▶ **Passage**
[Start]
CHINA has issued a chilling threat of an "unimaginable and dreadful" future if protests in Hong Kong continue.
The warning came from the country's UK ambassador after a weekend of violent clashes between police and demonstrators cordoned onto a university campus.
Pro-democracy demonstrations are now in their fifth month in the city, and have seen dozens of protesters arrested and injured in violent clashes with police.
Protesters began in opposition to a now-abandoned law that would have allowed extradition from Hong Kong to mainland China, but are now calling for greater democratic reforms and guarantees against the increasing influence of Beijing in the city state.
China has repeatedly threatened to intervene if protests continue.
Speaking at a press conference at the Chinese embassy in London today, ambassador Liu Xiaoming said: “If the violence continues the future of Hong Kong could be unimaginably dreadful.
“The Hong Kong government is trying very hard to put the situation under control.
“But if the situation becomes uncontrollable, the central government would certainly not sit on our hands and watch.
"We have enough resolution and power to end the unrest.”
WHY ARE PEOPLE IN HONG KONG PROTESTING?
Since Britain withdrew from the territory in 1997, Hong Kong has been a semi-autonomous region in China operating under the principle of 'One Country, Two Systems'.
Hong Kong is part of China, but its citizens enjoy more political freedoms than do those living in mainland China.
Under the agreement that saw Hong Kong handed back to China, Beijing agreed to guarantee Hong Kong's political and economic systems for 50 years after the transfer, but many within Hong Kong have already become concerned about the influence exerted by Beijing within the territory.
The current round of protests first erupted in June over a proposed law that would have allowed extradition from Hong Kong to mainland China.
[End]
▶ **Task requirements**
1. Write out the Hong Kong article, starting with "Hong Kong is" and going on through "to mainland China.".
2. In the article on the Hong Kong protests, where was ambassador Liu Xiaoming speaking when he made his remarks?
3. Resume the Hong Kong protest article from the point where it stops.
The material that comes after this point isn't needed.

▶ **Record excerpts**
[Start]
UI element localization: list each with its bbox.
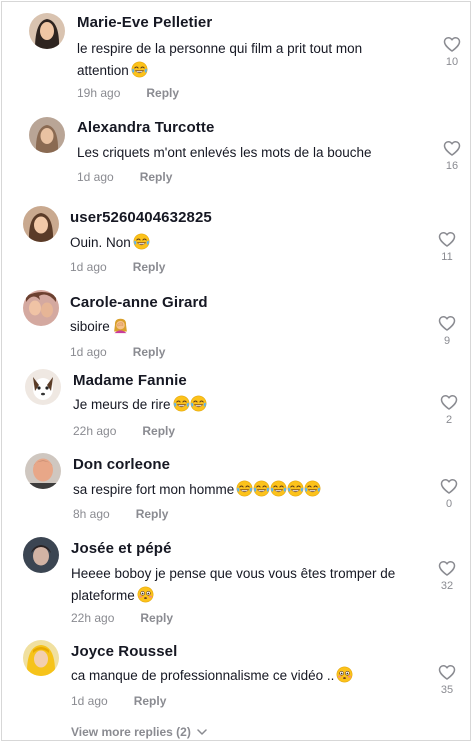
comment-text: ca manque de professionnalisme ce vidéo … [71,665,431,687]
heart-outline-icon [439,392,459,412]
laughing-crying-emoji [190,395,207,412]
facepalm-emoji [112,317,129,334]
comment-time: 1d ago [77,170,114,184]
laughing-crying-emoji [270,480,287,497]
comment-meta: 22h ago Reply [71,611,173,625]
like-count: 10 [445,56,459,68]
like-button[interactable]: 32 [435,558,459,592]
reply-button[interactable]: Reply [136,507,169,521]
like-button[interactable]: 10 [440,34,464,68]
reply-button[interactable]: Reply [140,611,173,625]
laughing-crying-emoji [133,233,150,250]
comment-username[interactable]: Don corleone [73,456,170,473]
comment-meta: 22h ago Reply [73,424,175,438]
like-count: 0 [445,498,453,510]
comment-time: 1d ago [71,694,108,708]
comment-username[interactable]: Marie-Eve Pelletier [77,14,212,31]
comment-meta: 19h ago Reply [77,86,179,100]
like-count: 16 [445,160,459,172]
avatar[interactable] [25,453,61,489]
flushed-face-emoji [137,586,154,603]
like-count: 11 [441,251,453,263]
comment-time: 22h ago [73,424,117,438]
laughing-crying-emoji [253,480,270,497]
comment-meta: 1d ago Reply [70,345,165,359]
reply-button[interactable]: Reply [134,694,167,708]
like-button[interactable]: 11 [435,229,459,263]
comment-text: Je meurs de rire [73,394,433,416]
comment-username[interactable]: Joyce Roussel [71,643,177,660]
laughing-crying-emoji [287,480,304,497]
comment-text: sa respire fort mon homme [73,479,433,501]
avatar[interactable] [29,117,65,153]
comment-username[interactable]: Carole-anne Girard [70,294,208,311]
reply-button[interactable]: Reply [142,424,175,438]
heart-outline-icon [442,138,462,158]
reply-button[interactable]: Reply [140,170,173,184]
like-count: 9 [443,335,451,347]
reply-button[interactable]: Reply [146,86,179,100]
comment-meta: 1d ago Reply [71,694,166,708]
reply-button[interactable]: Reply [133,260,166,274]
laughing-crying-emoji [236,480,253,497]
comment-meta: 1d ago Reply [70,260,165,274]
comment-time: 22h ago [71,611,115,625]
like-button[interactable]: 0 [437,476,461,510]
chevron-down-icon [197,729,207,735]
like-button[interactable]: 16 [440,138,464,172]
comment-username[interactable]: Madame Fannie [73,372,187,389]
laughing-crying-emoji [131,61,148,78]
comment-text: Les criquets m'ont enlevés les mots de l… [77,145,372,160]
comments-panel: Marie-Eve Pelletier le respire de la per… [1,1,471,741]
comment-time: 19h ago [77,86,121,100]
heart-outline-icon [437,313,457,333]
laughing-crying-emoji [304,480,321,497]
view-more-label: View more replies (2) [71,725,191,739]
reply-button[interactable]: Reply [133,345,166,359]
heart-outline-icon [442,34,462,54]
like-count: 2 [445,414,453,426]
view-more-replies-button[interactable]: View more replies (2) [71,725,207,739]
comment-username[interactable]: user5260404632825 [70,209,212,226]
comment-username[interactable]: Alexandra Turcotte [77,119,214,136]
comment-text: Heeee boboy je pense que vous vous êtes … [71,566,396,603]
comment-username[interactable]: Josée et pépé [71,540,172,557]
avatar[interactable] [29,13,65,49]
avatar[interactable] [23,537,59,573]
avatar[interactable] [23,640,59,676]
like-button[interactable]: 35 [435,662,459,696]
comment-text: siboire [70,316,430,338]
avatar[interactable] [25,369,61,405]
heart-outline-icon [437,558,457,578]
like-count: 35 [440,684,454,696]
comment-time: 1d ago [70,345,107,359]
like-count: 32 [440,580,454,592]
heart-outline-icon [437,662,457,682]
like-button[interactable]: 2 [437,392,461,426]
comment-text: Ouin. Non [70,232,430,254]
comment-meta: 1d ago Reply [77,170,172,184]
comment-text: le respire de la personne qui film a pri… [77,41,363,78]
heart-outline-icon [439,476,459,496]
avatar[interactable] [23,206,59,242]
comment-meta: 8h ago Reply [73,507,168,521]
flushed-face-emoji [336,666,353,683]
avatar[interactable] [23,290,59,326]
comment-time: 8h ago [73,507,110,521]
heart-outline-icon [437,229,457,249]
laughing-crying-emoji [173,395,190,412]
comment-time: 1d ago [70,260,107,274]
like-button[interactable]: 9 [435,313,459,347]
[End]
[Start]
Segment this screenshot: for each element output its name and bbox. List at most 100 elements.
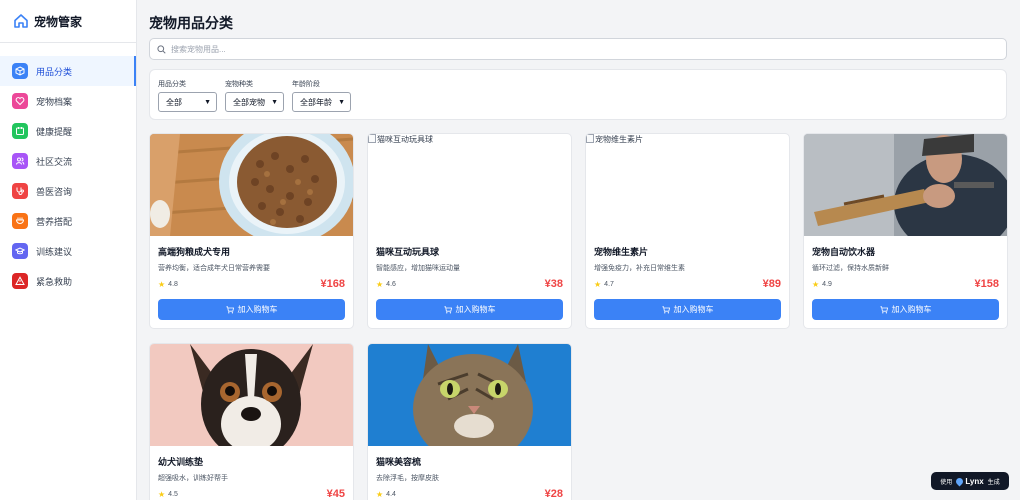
[End]
▶ **Answers to the problems**
1.
Hong Kong is part of China, but its citizens enjoy more political freedoms than do those living in mainland China.
Under the agreement that saw Hong Kong handed back to China, Beijing agreed to guarantee Hong Kong's political and economic systems for 50 years after the transfer, but many within Hong Kong have already become concerned about the influence exerted by Beijing within the territory.
The current round of protests first erupted in June over a proposed law that would have allowed extradition from Hong Kong to mainland China.

2. At a press conference at the Chinese embassy in London.

3.
Both the Hong Kong and Chinese governments argued the law was a necessary security measure, but opponents feared that China could use it to target its political opponents within Hong Kong.
The law was eventually scrapped at the start of September, but by then the protests had broadened into a call for greater democratic freedoms and guarantees against Chinese influence.
Authorities have met the demonstrations with violence, deploying tear gas, rubber bullets, and live ammunition on unarmed protesters.
More than 2,000 injuries and 3,000 arrests have been reported so far.
He claimed that the protesters' true agenda was the independence of Hong Kong – currently governed under a principle of "One country, two systems" – from China, and that that was a demand Beijing would never meet.
He also hit out at the British government, saying: "We have made our position known to the British side when they have made irresponsible remarks on Hong Kong.
"I think when the British government criticise Hong Kong police, criticise the Hong Kong government in handling the situation, they are interfering into China’s internal affairs."
In a statement, the foreign office said it was concerned by events, and called for “an end to the violence and the resumption of meaningful political dialogue ahead of the local elections this weekend”.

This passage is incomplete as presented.